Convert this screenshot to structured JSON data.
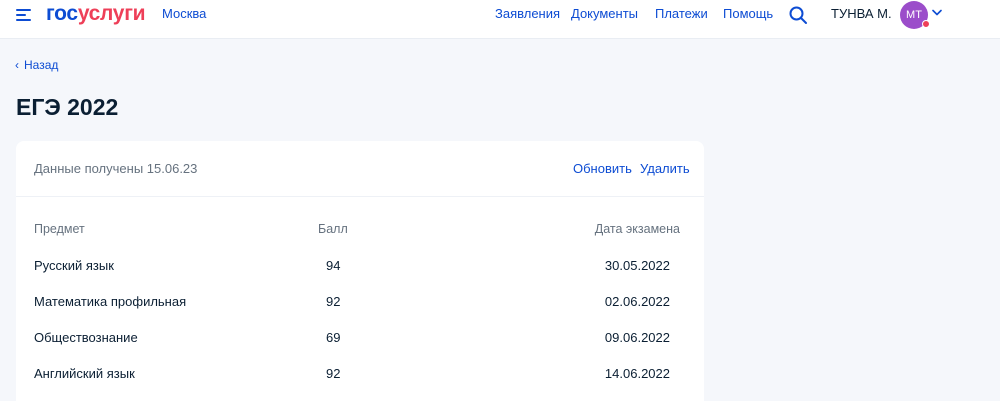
{
  "header": {
    "logo_part1": "гос",
    "logo_part2": "услуги",
    "city": "Москва",
    "nav": [
      "Заявления",
      "Документы",
      "Платежи",
      "Помощь"
    ],
    "user_name": "ТУНВА М.",
    "avatar_initials": "МТ"
  },
  "page": {
    "back_label": "Назад",
    "title": "ЕГЭ 2022"
  },
  "card": {
    "received": "Данные получены 15.06.23",
    "refresh_label": "Обновить",
    "delete_label": "Удалить",
    "columns": [
      "Предмет",
      "Балл",
      "Дата экзамена"
    ],
    "rows": [
      {
        "subject": "Русский язык",
        "score": "94",
        "date": "30.05.2022"
      },
      {
        "subject": "Математика профильная",
        "score": "92",
        "date": "02.06.2022"
      },
      {
        "subject": "Обществознание",
        "score": "69",
        "date": "09.06.2022"
      },
      {
        "subject": "Английский язык",
        "score": "92",
        "date": "14.06.2022"
      }
    ]
  },
  "colors": {
    "brand_blue": "#0d4cd3",
    "brand_red": "#ee3f58",
    "avatar": "#9b4dca"
  }
}
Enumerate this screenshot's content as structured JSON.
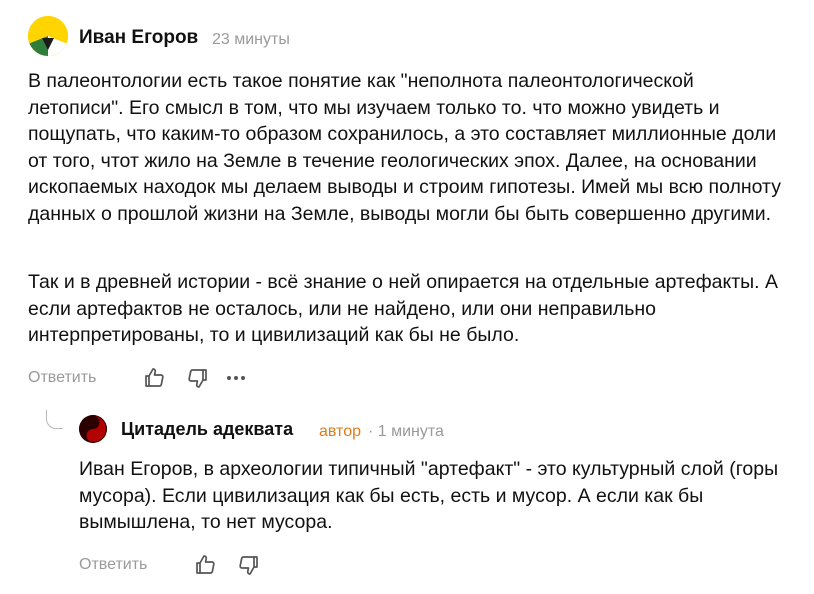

> Problem to solve:
Reproduce the records, all of them, word for word; omit the pictures.

> Output for this task:
Convert this screenshot to structured JSON data.
{
  "header": {
    "logo_part1": "гос",
    "logo_part2": "услуги",
    "city": "Москва",
    "nav": [
      "Заявления",
      "Документы",
      "Платежи",
      "Помощь"
    ],
    "user_name": "ТУНВА М.",
    "avatar_initials": "МТ"
  },
  "page": {
    "back_label": "Назад",
    "title": "ЕГЭ 2022"
  },
  "card": {
    "received": "Данные получены 15.06.23",
    "refresh_label": "Обновить",
    "delete_label": "Удалить",
    "columns": [
      "Предмет",
      "Балл",
      "Дата экзамена"
    ],
    "rows": [
      {
        "subject": "Русский язык",
        "score": "94",
        "date": "30.05.2022"
      },
      {
        "subject": "Математика профильная",
        "score": "92",
        "date": "02.06.2022"
      },
      {
        "subject": "Обществознание",
        "score": "69",
        "date": "09.06.2022"
      },
      {
        "subject": "Английский язык",
        "score": "92",
        "date": "14.06.2022"
      }
    ]
  },
  "colors": {
    "brand_blue": "#0d4cd3",
    "brand_red": "#ee3f58",
    "avatar": "#9b4dca"
  }
}
Enumerate this screenshot's content as structured JSON.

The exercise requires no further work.